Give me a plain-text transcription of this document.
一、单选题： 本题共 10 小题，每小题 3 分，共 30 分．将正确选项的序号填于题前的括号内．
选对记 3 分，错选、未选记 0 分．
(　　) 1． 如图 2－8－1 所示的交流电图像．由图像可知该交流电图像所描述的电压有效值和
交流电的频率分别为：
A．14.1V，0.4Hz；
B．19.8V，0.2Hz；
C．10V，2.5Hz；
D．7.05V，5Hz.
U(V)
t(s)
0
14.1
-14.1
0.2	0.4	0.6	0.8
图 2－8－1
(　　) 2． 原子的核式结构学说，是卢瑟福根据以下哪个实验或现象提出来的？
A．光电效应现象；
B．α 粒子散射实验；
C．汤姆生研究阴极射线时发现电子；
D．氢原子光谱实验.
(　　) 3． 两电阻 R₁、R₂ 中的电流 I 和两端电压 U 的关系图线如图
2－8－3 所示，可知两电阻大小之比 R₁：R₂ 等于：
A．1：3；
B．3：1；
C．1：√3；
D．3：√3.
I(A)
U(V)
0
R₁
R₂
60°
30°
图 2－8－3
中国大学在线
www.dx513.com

──────────

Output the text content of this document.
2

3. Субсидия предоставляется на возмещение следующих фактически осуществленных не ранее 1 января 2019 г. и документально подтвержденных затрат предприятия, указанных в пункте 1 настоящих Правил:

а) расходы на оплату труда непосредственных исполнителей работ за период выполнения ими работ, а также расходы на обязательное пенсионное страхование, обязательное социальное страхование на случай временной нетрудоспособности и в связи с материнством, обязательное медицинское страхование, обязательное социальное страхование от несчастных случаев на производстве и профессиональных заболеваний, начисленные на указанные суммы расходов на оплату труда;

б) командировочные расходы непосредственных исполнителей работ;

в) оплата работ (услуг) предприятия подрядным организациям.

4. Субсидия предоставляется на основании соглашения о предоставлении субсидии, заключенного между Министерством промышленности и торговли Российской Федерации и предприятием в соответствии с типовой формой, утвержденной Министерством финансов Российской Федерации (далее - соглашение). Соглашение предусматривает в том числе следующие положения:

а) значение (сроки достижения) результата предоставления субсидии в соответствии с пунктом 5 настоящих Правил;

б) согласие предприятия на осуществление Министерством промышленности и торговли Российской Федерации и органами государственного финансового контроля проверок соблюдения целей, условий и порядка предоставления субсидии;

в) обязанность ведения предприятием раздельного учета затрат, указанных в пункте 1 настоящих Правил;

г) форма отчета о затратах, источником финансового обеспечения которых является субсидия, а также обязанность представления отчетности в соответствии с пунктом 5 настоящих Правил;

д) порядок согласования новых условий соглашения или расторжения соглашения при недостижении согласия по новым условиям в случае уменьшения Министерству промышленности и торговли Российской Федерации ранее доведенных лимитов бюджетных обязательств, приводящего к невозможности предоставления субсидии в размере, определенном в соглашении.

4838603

──────────

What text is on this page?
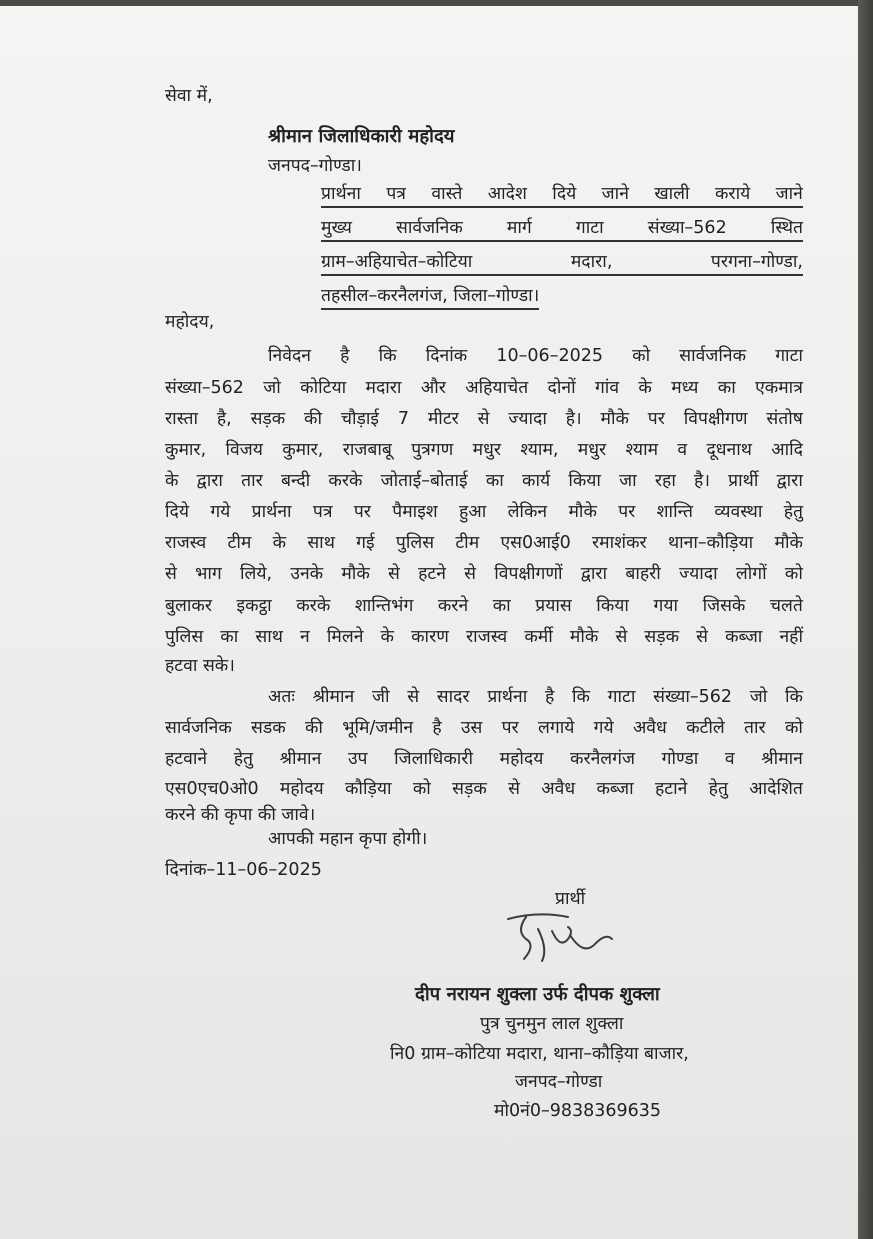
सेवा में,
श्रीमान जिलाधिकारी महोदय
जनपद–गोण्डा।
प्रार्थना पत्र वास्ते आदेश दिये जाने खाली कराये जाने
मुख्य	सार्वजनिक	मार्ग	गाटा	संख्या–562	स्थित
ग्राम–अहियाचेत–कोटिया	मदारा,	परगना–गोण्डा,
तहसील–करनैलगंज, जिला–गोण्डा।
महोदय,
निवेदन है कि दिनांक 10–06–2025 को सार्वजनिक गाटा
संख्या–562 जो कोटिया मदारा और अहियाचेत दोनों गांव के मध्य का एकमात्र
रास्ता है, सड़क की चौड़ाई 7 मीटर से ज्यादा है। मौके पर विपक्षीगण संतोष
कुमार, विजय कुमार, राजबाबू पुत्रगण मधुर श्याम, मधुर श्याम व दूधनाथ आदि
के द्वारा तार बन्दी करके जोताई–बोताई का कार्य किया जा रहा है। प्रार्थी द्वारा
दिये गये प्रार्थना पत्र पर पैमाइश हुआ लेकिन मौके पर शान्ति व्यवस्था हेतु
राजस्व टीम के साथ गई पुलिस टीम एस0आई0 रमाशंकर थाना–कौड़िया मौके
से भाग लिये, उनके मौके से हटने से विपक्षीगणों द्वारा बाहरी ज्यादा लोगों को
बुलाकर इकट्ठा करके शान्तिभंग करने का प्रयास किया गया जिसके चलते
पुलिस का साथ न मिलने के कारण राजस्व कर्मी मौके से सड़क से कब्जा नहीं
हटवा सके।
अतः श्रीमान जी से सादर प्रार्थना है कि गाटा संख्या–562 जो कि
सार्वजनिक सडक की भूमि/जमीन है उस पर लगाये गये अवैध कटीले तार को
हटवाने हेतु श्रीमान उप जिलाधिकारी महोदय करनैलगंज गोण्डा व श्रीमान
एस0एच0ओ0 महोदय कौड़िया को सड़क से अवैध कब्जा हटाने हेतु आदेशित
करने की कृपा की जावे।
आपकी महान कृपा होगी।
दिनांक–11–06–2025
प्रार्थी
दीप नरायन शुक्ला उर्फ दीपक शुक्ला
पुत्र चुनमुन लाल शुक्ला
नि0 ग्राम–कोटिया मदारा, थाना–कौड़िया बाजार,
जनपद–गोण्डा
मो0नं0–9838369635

──────────

▶ [Given request]: Show every line from the entries above in which "пункте" appears.

▶ [Response to this exercise]:
3. Субсидия предоставляется на возмещение следующих фактически осуществленных не ранее 1 января 2019 г. и документально подтвержденных затрат предприятия, указанных в пункте 1 настоящих Правил:
в) обязанность ведения предприятием раздельного учета затрат, указанных в пункте 1 настоящих Правил;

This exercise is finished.